__Your instructions__
Report all lines holding "corrispondente".

[Data entries]
— begin —

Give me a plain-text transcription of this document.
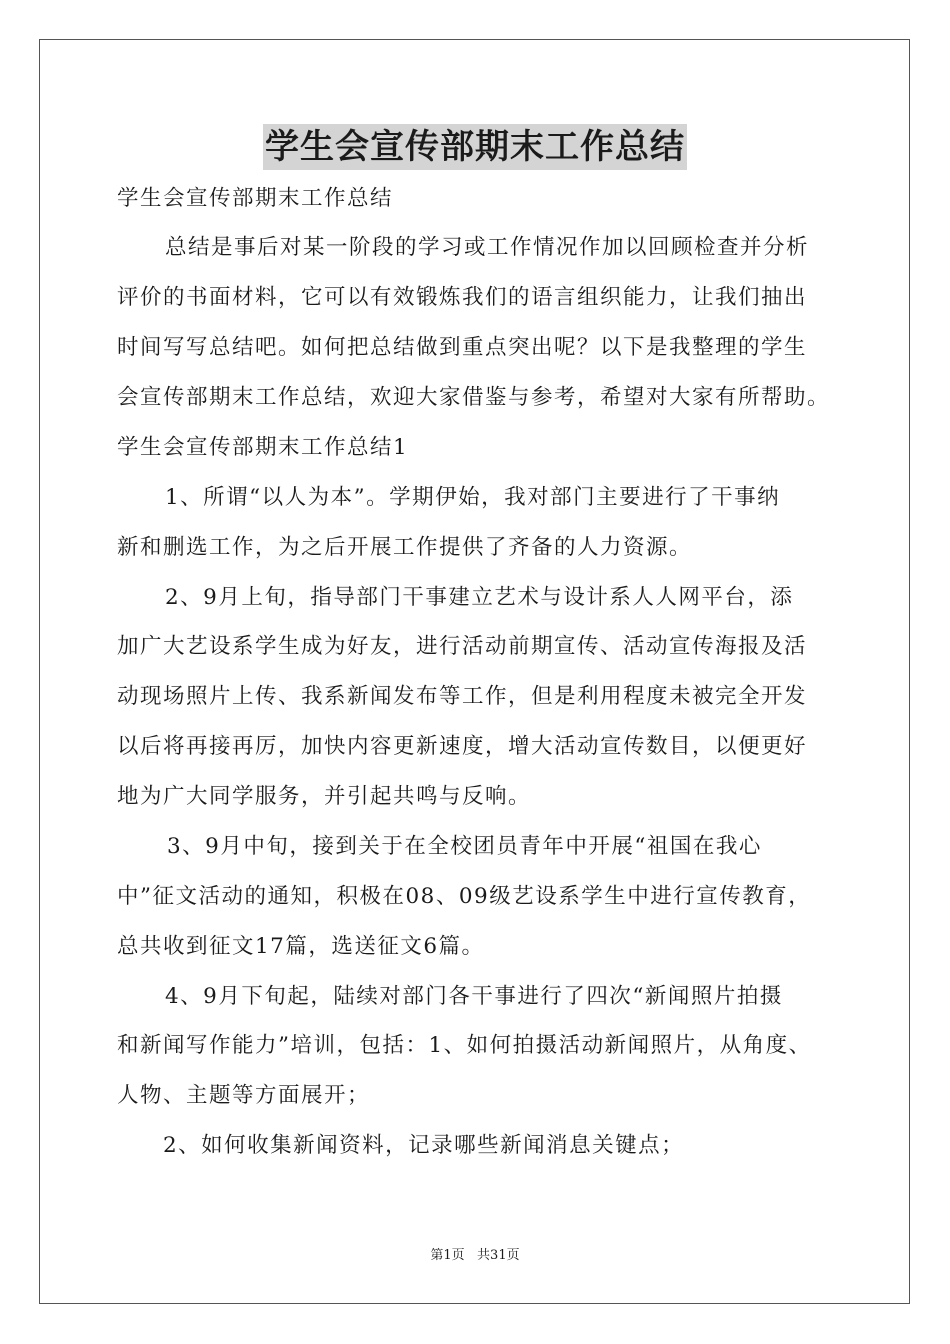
学生会宣传部期末工作总结
学生会宣传部期末工作总结
总结是事后对某一阶段的学习或工作情况作加以回顾检查并分析
评价的书面材料，它可以有效锻炼我们的语言组织能力，让我们抽出
时间写写总结吧。如何把总结做到重点突出呢？以下是我整理的学生
会宣传部期末工作总结，欢迎大家借鉴与参考，希望对大家有所帮助。
学生会宣传部期末工作总结1
1、所谓“以人为本”。学期伊始，我对部门主要进行了干事纳
新和删选工作，为之后开展工作提供了齐备的人力资源。
2、9月上旬，指导部门干事建立艺术与设计系人人网平台，添
加广大艺设系学生成为好友，进行活动前期宣传、活动宣传海报及活
动现场照片上传、我系新闻发布等工作，但是利用程度未被完全开发
以后将再接再厉，加快内容更新速度，增大活动宣传数目，以便更好
地为广大同学服务，并引起共鸣与反响。
3、9月中旬，接到关于在全校团员青年中开展“祖国在我心
中”征文活动的通知，积极在08、09级艺设系学生中进行宣传教育，
总共收到征文17篇，选送征文6篇。
4、9月下旬起，陆续对部门各干事进行了四次“新闻照片拍摄
和新闻写作能力”培训，包括：1、如何拍摄活动新闻照片，从角度、
人物、主题等方面展开；
2、如何收集新闻资料，记录哪些新闻消息关键点；
第1页   共31页
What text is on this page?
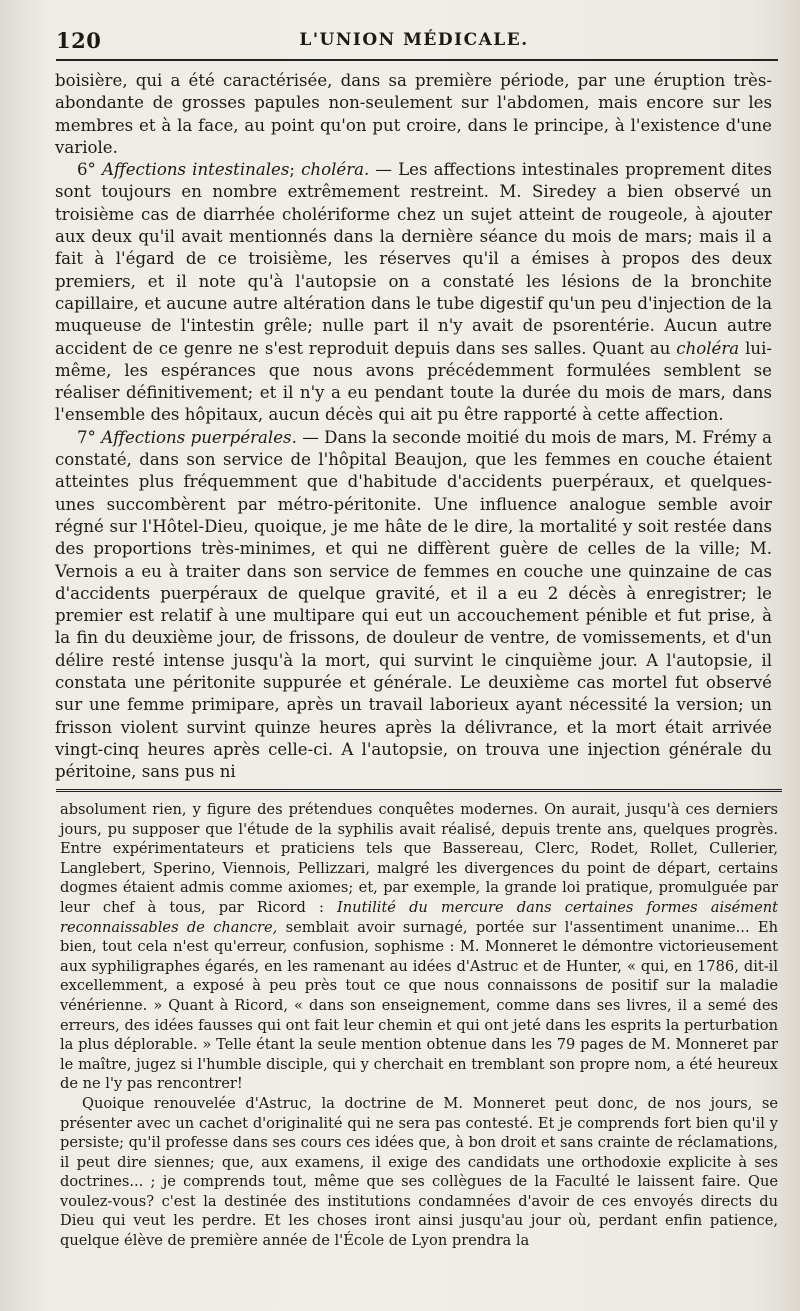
120	L'UNION MÉDICALE.

boisière, qui a été caractérisée, dans sa première période, par une éruption très-abondante de grosses papules non-seulement sur l'abdomen, mais encore sur les membres et à la face, au point qu'on put croire, dans le principe, à l'existence d'une variole.

6° Affections intestinales; choléra. — Les affections intestinales proprement dites sont toujours en nombre extrêmement restreint. M. Siredey a bien observé un troisième cas de diarrhée cholériforme chez un sujet atteint de rougeole, à ajouter aux deux qu'il avait mentionnés dans la dernière séance du mois de mars; mais il a fait à l'égard de ce troisième, les réserves qu'il a émises à propos des deux premiers, et il note qu'à l'autopsie on a constaté les lésions de la bronchite capillaire, et aucune autre altération dans le tube digestif qu'un peu d'injection de la muqueuse de l'intestin grêle; nulle part il n'y avait de psorentérie. Aucun autre accident de ce genre ne s'est reproduit depuis dans ses salles. Quant au choléra lui-même, les espérances que nous avons précédemment formulées semblent se réaliser définitivement; et il n'y a eu pendant toute la durée du mois de mars, dans l'ensemble des hôpitaux, aucun décès qui ait pu être rapporté à cette affection.

7° Affections puerpérales. — Dans la seconde moitié du mois de mars, M. Frémy a constaté, dans son service de l'hôpital Beaujon, que les femmes en couche étaient atteintes plus fréquemment que d'habitude d'accidents puerpéraux, et quelques-unes succombèrent par métro-péritonite. Une influence analogue semble avoir régné sur l'Hôtel-Dieu, quoique, je me hâte de le dire, la mortalité y soit restée dans des proportions très-minimes, et qui ne diffèrent guère de celles de la ville; M. Vernois a eu à traiter dans son service de femmes en couche une quinzaine de cas d'accidents puerpéraux de quelque gravité, et il a eu 2 décès à enregistrer; le premier est relatif à une multipare qui eut un accouchement pénible et fut prise, à la fin du deuxième jour, de frissons, de douleur de ventre, de vomissements, et d'un délire resté intense jusqu'à la mort, qui survint le cinquième jour. A l'autopsie, il constata une péritonite suppurée et générale. Le deuxième cas mortel fut observé sur une femme primipare, après un travail laborieux ayant nécessité la version; un frisson violent survint quinze heures après la délivrance, et la mort était arrivée vingt-cinq heures après celle-ci. A l'autopsie, on trouva une injection générale du péritoine, sans pus ni

absolument rien, y figure des prétendues conquêtes modernes. On aurait, jusqu'à ces derniers jours, pu supposer que l'étude de la syphilis avait réalisé, depuis trente ans, quelques progrès. Entre expérimentateurs et praticiens tels que Bassereau, Clerc, Rodet, Rollet, Cullerier, Langlebert, Sperino, Viennois, Pellizzari, malgré les divergences du point de départ, certains dogmes étaient admis comme axiomes; et, par exemple, la grande loi pratique, promulguée par leur chef à tous, par Ricord : Inutilité du mercure dans certaines formes aisément reconnaissables de chancre, semblait avoir surnagé, portée sur l'assentiment unanime... Eh bien, tout cela n'est qu'erreur, confusion, sophisme : M. Monneret le démontre victorieusement aux syphiligraphes égarés, en les ramenant au idées d'Astruc et de Hunter, « qui, en 1786, dit-il excellemment, a exposé à peu près tout ce que nous connaissons de positif sur la maladie vénérienne. » Quant à Ricord, « dans son enseignement, comme dans ses livres, il a semé des erreurs, des idées fausses qui ont fait leur chemin et qui ont jeté dans les esprits la perturbation la plus déplorable. » Telle étant la seule mention obtenue dans les 79 pages de M. Monneret par le maître, jugez si l'humble disciple, qui y cherchait en tremblant son propre nom, a été heureux de ne l'y pas rencontrer!

Quoique renouvelée d'Astruc, la doctrine de M. Monneret peut donc, de nos jours, se présenter avec un cachet d'originalité qui ne sera pas contesté. Et je comprends fort bien qu'il y persiste; qu'il professe dans ses cours ces idées que, à bon droit et sans crainte de réclamations, il peut dire siennes; que, aux examens, il exige des candidats une orthodoxie explicite à ses doctrines... ; je comprends tout, même que ses collègues de la Faculté le laissent faire. Que voulez-vous? c'est la destinée des institutions condamnées d'avoir de ces envoyés directs du Dieu qui veut les perdre. Et les choses iront ainsi jusqu'au jour où, perdant enfin patience, quelque élève de première année de l'École de Lyon prendra la
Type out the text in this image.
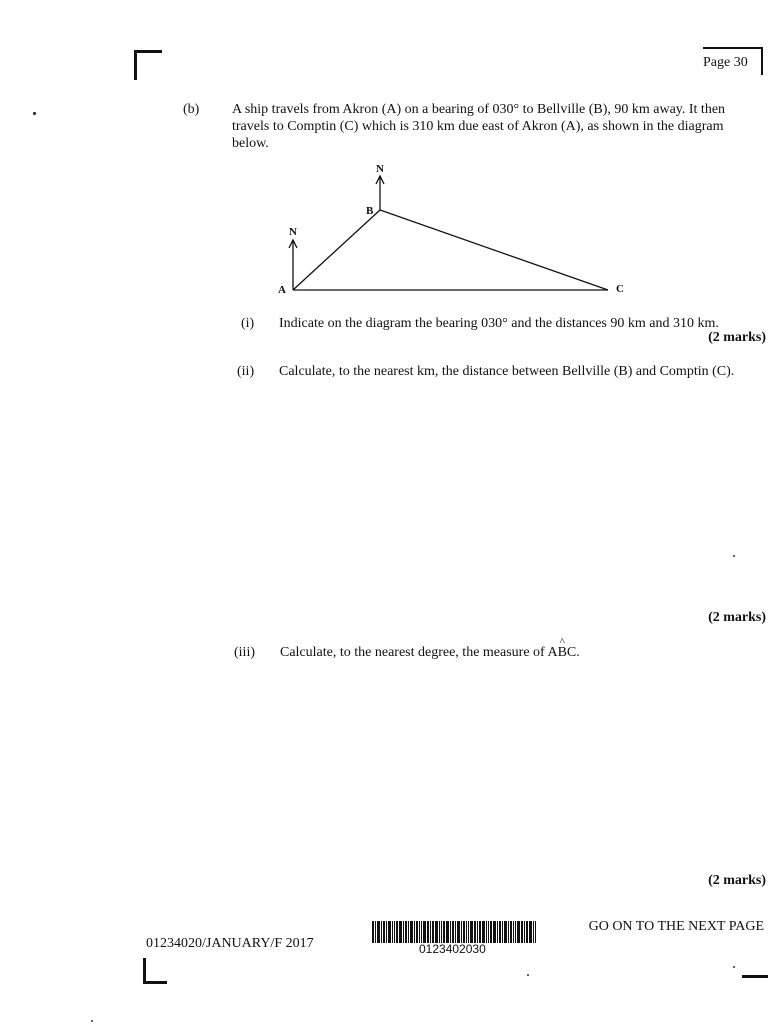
Page 30
(b) A ship travels from Akron (A) on a bearing of 030° to Bellville (B), 90 km away. It then
travels to Comptin (C) which is 310 km due east of Akron (A), as shown in the diagram
below.
N
N
A
B
C
(i) Indicate on the diagram the bearing 030° and the distances 90 km and 310 km.
(2 marks)
(ii) Calculate, to the nearest km, the distance between Bellville (B) and Comptin (C).
(2 marks)
(iii) Calculate, to the nearest degree, the measure of A
^
BC.
(2 marks)
GO ON TO THE NEXT PAGE
01234020/JANUARY/F 2017	0123402030
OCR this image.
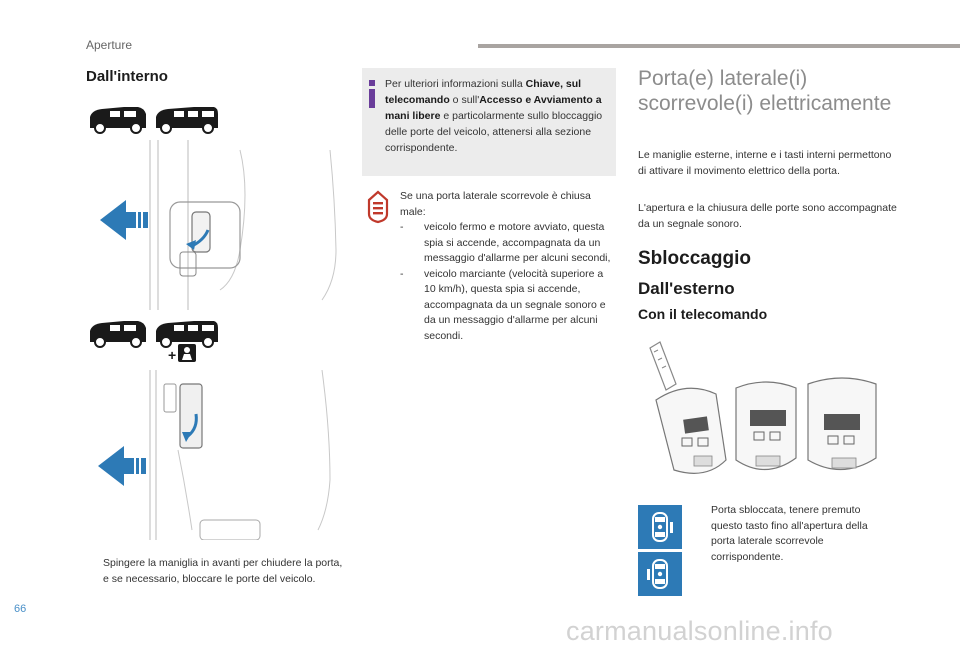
Aperture
Dall'interno
+
Spingere la maniglia in avanti per chiudere la porta, e se necessario, bloccare le porte del veicolo.
Per ulteriori informazioni sulla Chiave, sul telecomando o sull'Accesso e Avviamento a mani libere e particolarmente sullo bloccaggio delle porte del veicolo, attenersi alla sezione corrispondente.
Se una porta laterale scorrevole è chiusa male:
- veicolo fermo e motore avviato, questa spia si accende, accompagnata da un messaggio d'allarme per alcuni secondi,
- veicolo marciante (velocità superiore a 10 km/h), questa spia si accende, accompagnata da un segnale sonoro e da un messaggio d'allarme per alcuni secondi.
Porta(e) laterale(i) scorrevole(i) elettricamente
Le maniglie esterne, interne e i tasti interni permettono di attivare il movimento elettrico della porta.
L'apertura e la chiusura delle porte sono accompagnate da un segnale sonoro.
Sbloccaggio
Dall'esterno
Con il telecomando
Porta sbloccata, tenere premuto questo tasto fino all'apertura della porta laterale scorrevole corrispondente.
66
carmanualsonline.info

— end —

__Expected output__
Per ulteriori informazioni sulla Chiave, sul telecomando o sull'Accesso e Avviamento a mani libere e particolarmente sullo bloccaggio delle porte del veicolo, attenersi alla sezione corrispondente.
Porta sbloccata, tenere premuto questo tasto fino all'apertura della porta laterale scorrevole corrispondente.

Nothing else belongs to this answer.